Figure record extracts
------------------------------------------------------------------------

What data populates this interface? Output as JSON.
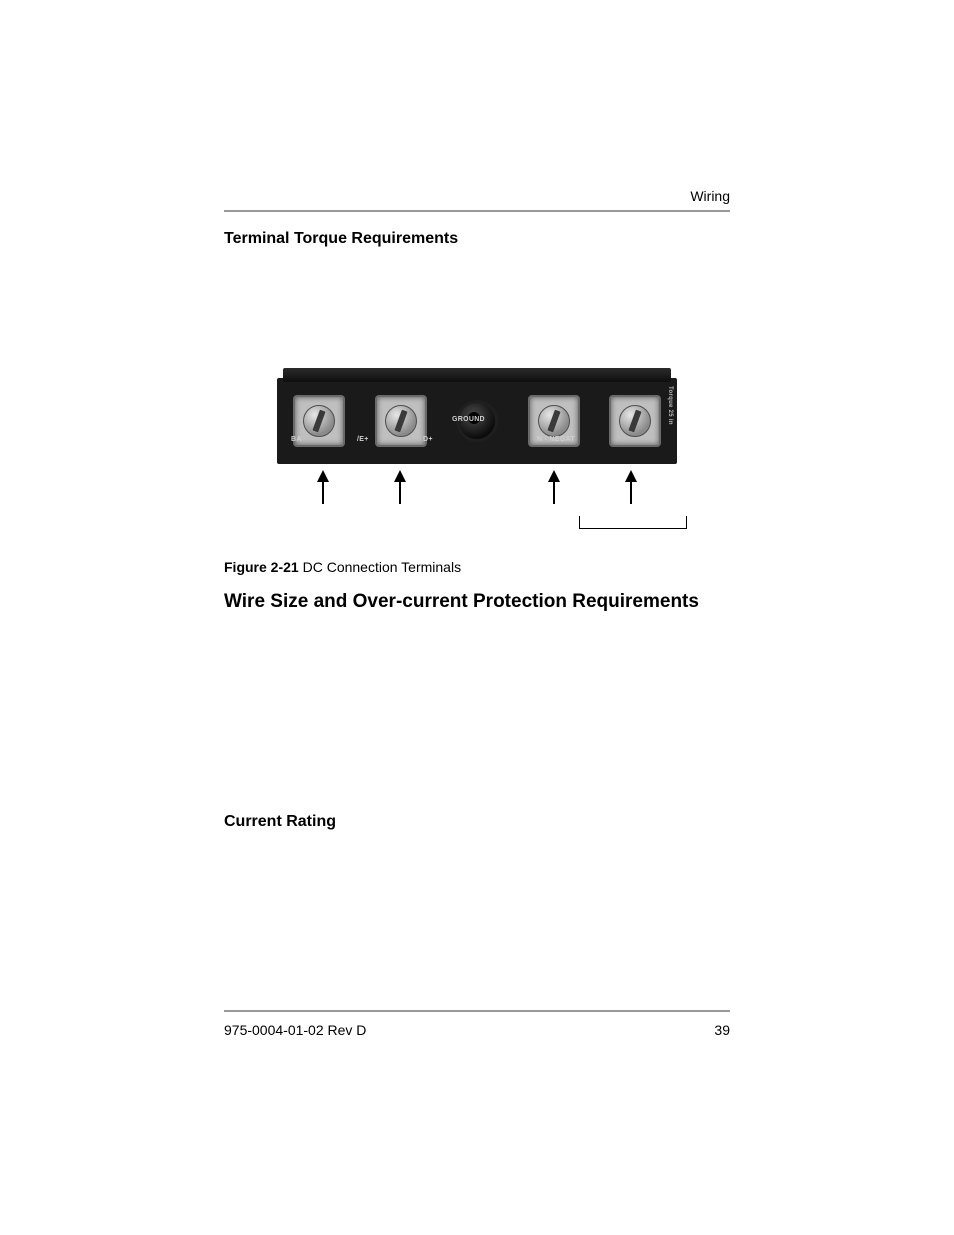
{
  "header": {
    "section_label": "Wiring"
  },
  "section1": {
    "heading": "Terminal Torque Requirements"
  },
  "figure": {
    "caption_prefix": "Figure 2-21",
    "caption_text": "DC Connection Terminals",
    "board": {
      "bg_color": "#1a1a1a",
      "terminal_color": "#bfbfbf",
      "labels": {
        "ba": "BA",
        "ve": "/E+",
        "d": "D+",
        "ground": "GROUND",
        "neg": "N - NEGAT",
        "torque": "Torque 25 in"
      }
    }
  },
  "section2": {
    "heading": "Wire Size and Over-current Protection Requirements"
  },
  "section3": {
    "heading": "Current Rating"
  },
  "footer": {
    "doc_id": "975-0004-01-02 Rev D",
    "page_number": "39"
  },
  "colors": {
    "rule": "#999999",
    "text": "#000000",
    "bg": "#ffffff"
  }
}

------------------------------------------------------------------------

▶ [SHORT TASK]: Your task is to repeat the data above exactly while excluding the pictures.

▶ [ANSWER TO THE TASK]:
What data populates this interface? Output as JSON.
{
  "header": {
    "section_label": "Wiring"
  },
  "section1": {
    "heading": "Terminal Torque Requirements"
  },
  "figure": {
    "caption_prefix": "Figure 2-21",
    "caption_text": "DC Connection Terminals",
    "board": {
      "bg_color": "#1a1a1a",
      "terminal_color": "#bfbfbf",
      "labels": {
        "ba": "BA",
        "ve": "/E+",
        "d": "D+",
        "ground": "GROUND",
        "neg": "N - NEGAT",
        "torque": "Torque 25 in"
      }
    }
  },
  "section2": {
    "heading": "Wire Size and Over-current Protection Requirements"
  },
  "section3": {
    "heading": "Current Rating"
  },
  "footer": {
    "doc_id": "975-0004-01-02 Rev D",
    "page_number": "39"
  },
  "colors": {
    "rule": "#999999",
    "text": "#000000",
    "bg": "#ffffff"
  }
}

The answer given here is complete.